→ **Aim**
Tally the lines holding the word "experience" and state the count by itself.

Stored items:
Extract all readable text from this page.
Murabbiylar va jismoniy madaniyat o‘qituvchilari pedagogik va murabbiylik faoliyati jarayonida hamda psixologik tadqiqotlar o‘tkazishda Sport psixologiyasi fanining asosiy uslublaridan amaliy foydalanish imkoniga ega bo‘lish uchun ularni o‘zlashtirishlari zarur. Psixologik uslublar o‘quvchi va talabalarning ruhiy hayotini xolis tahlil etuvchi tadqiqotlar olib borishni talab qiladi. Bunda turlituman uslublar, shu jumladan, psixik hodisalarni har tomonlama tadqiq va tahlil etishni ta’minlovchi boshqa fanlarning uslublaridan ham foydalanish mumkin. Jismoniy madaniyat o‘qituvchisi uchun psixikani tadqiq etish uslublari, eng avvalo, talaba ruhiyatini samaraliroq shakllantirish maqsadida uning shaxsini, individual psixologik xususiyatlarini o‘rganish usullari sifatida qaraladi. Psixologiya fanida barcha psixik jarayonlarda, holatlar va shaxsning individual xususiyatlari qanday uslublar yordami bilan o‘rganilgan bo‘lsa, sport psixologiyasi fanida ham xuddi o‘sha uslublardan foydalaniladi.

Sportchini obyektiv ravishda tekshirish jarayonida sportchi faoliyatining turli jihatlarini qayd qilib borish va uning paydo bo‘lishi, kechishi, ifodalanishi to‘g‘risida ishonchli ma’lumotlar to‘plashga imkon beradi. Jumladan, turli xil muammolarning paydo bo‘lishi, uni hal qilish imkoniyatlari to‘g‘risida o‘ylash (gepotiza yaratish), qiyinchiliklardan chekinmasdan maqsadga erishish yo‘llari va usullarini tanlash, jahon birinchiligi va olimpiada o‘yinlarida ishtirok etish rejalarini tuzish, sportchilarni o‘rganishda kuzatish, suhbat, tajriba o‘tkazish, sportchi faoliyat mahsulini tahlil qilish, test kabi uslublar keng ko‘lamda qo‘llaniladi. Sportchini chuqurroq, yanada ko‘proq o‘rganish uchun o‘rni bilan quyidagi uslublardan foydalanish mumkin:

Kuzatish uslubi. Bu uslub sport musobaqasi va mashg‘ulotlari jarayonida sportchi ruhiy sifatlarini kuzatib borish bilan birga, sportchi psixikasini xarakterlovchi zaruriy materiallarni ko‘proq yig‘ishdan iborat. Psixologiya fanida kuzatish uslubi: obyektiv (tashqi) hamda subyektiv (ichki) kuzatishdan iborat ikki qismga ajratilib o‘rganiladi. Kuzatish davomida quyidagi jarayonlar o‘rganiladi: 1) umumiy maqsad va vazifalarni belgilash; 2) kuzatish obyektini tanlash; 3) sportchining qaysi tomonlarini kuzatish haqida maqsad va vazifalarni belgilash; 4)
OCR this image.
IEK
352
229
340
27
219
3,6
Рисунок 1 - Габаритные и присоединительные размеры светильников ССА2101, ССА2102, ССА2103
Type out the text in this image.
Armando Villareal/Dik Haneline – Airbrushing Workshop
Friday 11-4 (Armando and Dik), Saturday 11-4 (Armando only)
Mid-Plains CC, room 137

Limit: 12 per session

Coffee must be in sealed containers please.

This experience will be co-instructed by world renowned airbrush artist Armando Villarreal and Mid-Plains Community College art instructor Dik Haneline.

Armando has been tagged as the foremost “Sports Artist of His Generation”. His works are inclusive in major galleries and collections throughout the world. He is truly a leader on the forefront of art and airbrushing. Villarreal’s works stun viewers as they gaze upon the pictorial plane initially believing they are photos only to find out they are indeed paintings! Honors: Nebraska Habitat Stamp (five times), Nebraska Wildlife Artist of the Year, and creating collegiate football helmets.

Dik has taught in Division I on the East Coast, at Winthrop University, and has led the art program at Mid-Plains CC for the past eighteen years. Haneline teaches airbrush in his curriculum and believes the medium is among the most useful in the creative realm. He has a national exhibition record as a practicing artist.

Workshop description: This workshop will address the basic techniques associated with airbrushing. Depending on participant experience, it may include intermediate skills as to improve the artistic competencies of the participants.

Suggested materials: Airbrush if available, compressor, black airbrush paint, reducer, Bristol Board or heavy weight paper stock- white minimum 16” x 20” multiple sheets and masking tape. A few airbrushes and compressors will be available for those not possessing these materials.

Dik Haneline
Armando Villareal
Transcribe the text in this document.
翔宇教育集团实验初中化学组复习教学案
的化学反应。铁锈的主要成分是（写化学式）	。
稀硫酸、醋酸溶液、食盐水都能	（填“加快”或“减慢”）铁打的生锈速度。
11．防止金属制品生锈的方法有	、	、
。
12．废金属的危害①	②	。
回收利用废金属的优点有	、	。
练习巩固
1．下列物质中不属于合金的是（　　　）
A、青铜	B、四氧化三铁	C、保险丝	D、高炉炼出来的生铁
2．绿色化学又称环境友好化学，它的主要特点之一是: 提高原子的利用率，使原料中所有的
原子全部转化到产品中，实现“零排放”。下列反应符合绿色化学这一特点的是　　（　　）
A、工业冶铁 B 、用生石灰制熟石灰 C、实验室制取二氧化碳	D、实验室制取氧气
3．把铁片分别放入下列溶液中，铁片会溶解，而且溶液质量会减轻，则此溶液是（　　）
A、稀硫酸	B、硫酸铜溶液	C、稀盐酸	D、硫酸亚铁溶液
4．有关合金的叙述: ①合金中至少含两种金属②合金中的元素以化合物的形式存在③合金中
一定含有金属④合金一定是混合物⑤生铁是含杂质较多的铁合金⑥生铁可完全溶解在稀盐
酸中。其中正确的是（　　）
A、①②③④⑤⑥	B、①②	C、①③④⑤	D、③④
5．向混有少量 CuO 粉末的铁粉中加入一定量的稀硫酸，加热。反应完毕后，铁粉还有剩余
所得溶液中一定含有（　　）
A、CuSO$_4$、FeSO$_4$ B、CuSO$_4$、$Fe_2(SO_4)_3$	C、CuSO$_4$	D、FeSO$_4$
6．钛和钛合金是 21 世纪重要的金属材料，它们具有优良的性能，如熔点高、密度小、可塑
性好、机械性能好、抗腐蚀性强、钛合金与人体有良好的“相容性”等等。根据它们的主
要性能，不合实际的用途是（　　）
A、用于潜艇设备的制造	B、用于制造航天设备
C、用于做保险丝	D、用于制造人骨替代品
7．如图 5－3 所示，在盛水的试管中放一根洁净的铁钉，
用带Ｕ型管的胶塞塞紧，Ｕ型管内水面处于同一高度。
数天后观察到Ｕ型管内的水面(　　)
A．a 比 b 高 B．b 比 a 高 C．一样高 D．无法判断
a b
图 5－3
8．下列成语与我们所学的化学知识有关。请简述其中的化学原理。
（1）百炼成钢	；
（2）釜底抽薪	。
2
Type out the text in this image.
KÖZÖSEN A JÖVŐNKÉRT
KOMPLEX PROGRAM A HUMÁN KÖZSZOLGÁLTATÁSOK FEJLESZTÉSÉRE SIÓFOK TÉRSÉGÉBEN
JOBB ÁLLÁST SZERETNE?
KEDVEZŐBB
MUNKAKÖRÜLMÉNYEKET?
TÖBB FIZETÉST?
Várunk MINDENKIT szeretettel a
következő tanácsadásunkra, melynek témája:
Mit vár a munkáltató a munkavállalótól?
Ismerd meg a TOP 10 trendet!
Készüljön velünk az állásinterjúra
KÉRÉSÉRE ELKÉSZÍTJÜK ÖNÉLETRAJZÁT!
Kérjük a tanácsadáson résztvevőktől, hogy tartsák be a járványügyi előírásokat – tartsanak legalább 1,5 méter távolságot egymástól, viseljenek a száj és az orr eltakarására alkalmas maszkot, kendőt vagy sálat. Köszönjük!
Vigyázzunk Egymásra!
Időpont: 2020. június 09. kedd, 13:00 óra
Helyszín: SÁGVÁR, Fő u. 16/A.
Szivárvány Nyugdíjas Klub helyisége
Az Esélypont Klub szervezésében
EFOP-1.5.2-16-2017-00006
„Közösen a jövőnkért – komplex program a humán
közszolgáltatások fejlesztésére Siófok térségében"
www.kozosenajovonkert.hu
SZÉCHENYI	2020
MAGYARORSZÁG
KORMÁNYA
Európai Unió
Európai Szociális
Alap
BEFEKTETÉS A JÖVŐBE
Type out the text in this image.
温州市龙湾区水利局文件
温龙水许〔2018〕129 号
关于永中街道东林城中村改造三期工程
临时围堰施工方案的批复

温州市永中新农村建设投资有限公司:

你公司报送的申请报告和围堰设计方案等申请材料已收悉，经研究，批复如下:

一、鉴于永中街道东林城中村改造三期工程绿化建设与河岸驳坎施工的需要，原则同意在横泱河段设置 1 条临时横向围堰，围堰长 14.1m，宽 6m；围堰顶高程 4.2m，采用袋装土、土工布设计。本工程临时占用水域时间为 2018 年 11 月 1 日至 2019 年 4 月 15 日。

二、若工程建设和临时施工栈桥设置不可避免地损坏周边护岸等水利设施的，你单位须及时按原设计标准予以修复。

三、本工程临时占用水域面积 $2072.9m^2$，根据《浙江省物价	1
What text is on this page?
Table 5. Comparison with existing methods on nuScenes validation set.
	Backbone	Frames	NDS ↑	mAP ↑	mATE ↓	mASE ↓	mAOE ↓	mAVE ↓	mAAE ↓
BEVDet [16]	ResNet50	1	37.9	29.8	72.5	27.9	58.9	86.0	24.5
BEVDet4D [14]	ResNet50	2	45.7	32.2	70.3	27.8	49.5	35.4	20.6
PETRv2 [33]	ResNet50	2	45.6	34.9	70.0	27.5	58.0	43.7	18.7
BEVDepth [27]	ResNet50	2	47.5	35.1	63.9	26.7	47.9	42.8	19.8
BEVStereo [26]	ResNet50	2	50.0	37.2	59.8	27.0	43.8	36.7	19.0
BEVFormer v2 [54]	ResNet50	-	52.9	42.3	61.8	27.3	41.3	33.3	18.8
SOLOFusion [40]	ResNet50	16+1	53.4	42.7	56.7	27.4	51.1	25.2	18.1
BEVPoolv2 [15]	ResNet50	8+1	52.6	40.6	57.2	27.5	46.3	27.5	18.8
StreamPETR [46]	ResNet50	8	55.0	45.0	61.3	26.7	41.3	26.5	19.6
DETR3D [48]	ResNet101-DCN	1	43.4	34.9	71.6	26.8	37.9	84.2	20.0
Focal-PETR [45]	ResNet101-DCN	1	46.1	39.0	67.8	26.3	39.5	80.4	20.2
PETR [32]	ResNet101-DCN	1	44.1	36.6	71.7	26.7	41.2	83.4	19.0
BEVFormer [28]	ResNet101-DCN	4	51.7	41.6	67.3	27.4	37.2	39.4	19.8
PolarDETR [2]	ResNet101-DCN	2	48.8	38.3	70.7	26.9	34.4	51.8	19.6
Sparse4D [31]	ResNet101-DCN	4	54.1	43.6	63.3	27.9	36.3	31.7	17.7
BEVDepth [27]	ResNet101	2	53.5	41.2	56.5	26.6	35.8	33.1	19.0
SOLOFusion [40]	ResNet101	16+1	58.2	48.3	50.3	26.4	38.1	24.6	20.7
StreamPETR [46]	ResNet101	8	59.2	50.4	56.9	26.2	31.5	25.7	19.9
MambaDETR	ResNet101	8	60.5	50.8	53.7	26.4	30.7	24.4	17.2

→ **Output of the task**
2